** Start of Task data **
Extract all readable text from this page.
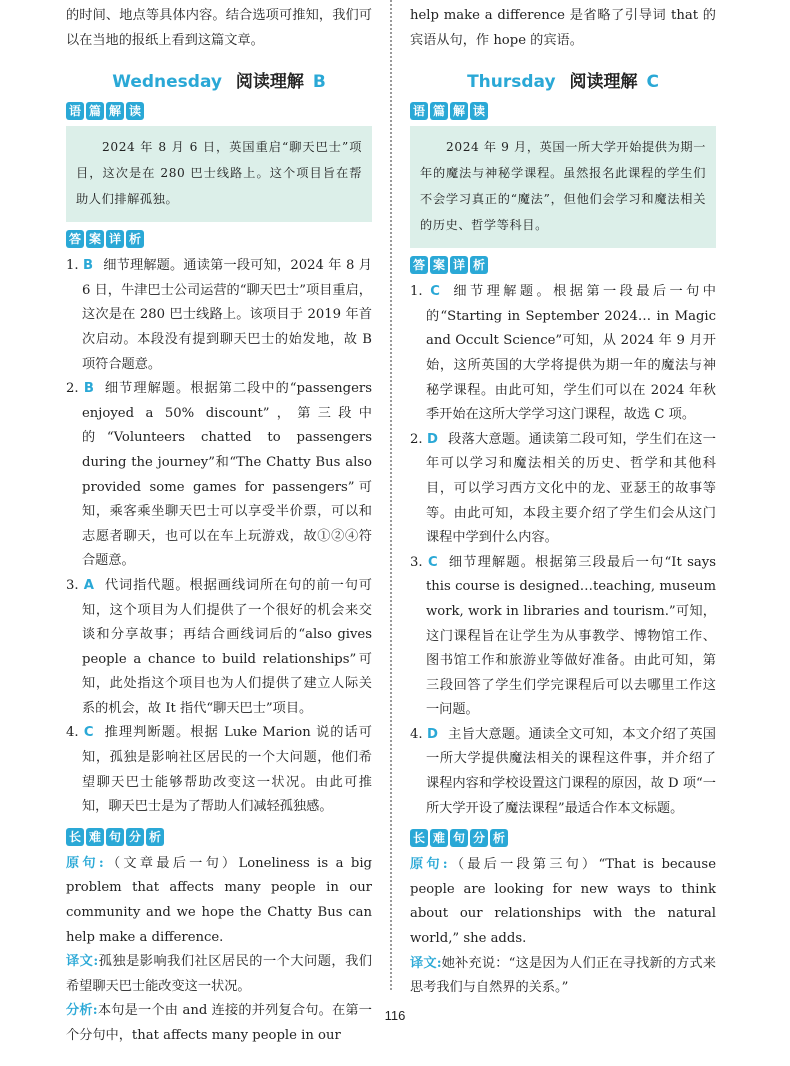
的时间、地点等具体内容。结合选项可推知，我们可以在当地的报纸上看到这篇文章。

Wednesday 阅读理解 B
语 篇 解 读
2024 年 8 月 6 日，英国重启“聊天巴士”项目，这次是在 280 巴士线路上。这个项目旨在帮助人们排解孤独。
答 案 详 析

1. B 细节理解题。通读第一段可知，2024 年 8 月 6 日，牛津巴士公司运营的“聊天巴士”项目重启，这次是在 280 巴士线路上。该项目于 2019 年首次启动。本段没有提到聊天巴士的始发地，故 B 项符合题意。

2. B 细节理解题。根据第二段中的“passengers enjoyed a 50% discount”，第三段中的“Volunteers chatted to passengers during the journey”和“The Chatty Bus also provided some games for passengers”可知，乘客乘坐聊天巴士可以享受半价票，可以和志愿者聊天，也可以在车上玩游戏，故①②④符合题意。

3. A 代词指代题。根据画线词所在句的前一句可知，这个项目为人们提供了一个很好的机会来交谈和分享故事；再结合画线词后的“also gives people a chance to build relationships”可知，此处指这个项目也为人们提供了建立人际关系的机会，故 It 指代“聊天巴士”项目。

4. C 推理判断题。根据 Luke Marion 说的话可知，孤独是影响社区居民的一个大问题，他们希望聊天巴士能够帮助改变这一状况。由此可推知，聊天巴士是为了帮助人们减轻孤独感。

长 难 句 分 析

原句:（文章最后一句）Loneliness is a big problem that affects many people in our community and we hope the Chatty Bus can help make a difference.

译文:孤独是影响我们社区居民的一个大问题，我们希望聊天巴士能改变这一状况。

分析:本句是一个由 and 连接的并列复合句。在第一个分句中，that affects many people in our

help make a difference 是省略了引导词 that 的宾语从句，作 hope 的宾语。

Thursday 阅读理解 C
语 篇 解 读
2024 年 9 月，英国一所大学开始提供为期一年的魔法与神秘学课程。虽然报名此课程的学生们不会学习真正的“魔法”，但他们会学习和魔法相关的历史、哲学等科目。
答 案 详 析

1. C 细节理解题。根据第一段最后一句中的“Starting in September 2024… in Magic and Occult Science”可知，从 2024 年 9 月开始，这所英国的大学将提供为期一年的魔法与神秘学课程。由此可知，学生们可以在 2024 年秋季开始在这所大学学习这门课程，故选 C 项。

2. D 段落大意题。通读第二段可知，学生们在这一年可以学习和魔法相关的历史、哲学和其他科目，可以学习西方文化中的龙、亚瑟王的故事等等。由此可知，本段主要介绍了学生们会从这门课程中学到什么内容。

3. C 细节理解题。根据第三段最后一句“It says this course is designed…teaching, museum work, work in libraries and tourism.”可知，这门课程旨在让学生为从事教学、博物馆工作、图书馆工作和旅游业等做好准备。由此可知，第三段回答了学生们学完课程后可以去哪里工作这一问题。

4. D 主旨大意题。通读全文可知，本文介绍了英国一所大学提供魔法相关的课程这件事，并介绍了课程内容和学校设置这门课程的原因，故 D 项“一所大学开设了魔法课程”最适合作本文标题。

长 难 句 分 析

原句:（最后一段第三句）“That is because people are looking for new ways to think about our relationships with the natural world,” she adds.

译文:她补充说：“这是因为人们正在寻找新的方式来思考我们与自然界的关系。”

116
** End of Task data **
** Start of Task data **
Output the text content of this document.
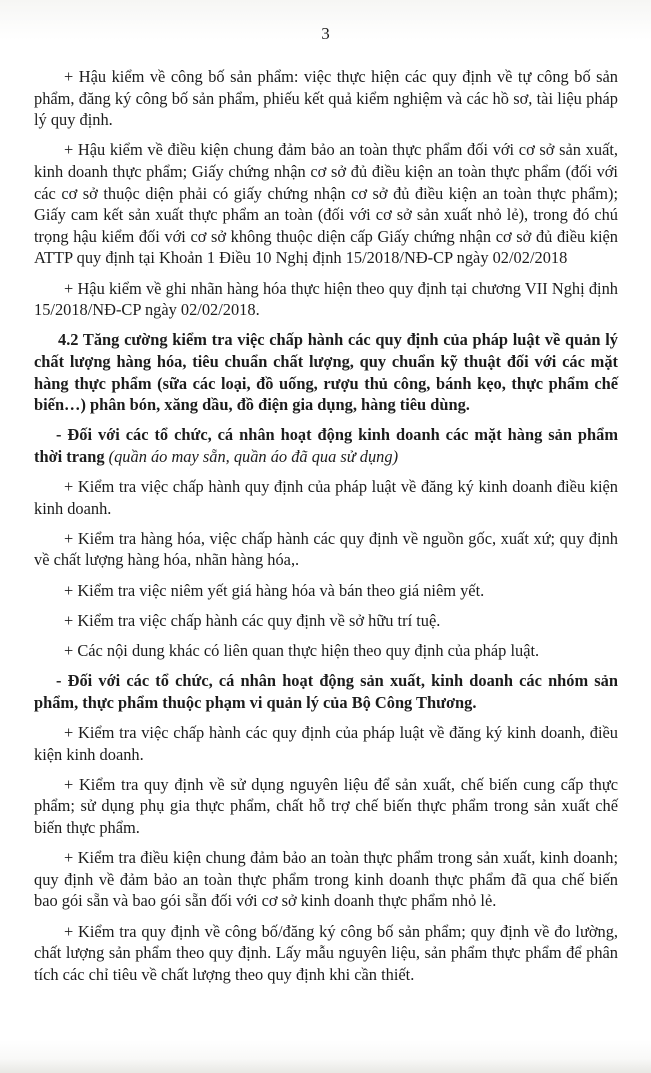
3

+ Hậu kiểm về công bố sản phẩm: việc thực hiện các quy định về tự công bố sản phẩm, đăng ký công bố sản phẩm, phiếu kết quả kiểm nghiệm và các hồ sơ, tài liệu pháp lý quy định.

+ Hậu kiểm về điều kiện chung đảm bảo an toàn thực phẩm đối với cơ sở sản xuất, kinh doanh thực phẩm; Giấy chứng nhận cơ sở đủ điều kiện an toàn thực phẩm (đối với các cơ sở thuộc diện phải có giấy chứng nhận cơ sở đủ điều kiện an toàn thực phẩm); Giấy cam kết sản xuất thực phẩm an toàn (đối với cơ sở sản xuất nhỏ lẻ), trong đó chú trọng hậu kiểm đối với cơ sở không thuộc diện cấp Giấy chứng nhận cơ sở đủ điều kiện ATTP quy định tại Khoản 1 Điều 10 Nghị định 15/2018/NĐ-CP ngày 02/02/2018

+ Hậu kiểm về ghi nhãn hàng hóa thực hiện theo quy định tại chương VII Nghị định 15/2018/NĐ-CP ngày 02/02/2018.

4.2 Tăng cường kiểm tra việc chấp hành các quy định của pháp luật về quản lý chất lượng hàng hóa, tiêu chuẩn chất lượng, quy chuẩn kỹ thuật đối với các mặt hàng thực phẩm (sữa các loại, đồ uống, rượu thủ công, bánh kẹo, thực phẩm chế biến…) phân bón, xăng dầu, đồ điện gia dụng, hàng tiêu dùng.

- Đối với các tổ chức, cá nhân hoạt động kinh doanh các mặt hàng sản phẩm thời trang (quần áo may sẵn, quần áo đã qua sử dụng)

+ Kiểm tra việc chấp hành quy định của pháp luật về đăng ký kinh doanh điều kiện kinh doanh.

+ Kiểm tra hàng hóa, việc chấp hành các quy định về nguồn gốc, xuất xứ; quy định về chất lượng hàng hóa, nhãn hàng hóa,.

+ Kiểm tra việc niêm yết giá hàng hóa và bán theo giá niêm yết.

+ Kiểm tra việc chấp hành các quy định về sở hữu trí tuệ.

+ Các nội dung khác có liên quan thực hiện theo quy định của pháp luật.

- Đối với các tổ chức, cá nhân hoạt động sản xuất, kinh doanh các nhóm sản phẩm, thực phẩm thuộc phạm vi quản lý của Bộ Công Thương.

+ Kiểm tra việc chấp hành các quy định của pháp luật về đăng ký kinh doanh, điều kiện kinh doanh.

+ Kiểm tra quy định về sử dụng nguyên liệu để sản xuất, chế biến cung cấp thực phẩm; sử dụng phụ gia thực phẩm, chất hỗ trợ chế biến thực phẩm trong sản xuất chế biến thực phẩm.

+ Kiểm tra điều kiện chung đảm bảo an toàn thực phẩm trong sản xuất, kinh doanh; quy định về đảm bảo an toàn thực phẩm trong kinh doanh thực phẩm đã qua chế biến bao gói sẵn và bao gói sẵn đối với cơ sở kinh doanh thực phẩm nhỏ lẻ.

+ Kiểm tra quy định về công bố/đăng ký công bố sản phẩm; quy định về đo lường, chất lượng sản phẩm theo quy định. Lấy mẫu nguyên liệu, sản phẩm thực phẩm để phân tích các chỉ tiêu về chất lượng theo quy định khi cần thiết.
** End of Task data **
Go through the lines above. Select every one that has the string "affects".

原句:（文章最后一句）Loneliness is a big problem that affects many people in our community and we hope the Chatty Bus can help make a difference.
分析:本句是一个由 and 连接的并列复合句。在第一个分句中，that affects many people in our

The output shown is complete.